MATERIAL PROVIDED |

# # # # # # #

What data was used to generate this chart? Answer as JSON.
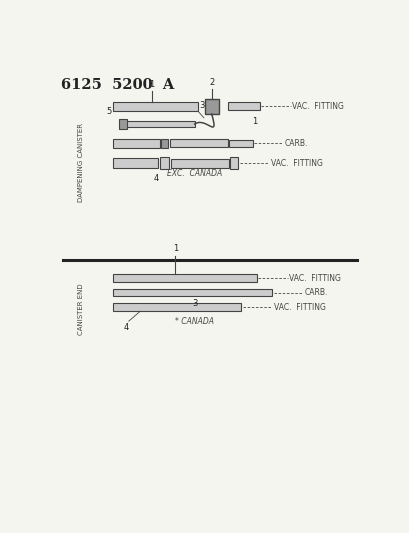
{
  "title": "6125  5200  A",
  "bg_color": "#f5f5f0",
  "fg_color": "#444444",
  "dark_color": "#222222",
  "gray_fill": "#cccccc",
  "dark_fill": "#999999",
  "top_label": "DAMPENING CANISTER",
  "top_subtitle": "EXC.  CANADA",
  "bottom_label": "CANISTER END",
  "bottom_subtitle": "* CANADA",
  "label_vac_fitting": "- - - - - VAC.  FITTING",
  "label_carb": "- - - - - CARB.",
  "label_vac_fitting2": "- - - - - VAC.  FITTING"
}
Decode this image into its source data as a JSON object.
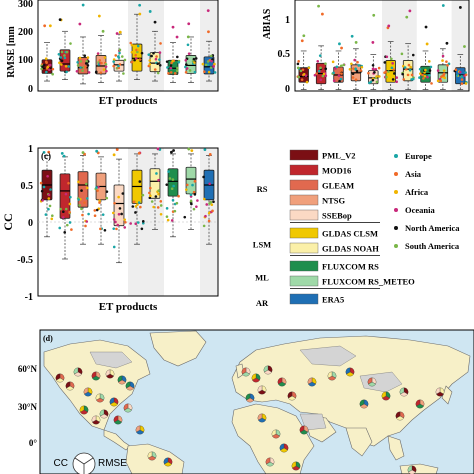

# # # # # # #

AIM OF THE TASK | Transcribe the records above exactly, leaving out every picture.

EXERCISE OUTPUT |
What data was used to generate this chart? Answer as JSON.
{
  "title": "6125  5200  A",
  "bg_color": "#f5f5f0",
  "fg_color": "#444444",
  "dark_color": "#222222",
  "gray_fill": "#cccccc",
  "dark_fill": "#999999",
  "top_label": "DAMPENING CANISTER",
  "top_subtitle": "EXC.  CANADA",
  "bottom_label": "CANISTER END",
  "bottom_subtitle": "* CANADA",
  "label_vac_fitting": "- - - - - VAC.  FITTING",
  "label_carb": "- - - - - CARB.",
  "label_vac_fitting2": "- - - - - VAC.  FITTING"
}
Decode this image into its source data as a JSON object.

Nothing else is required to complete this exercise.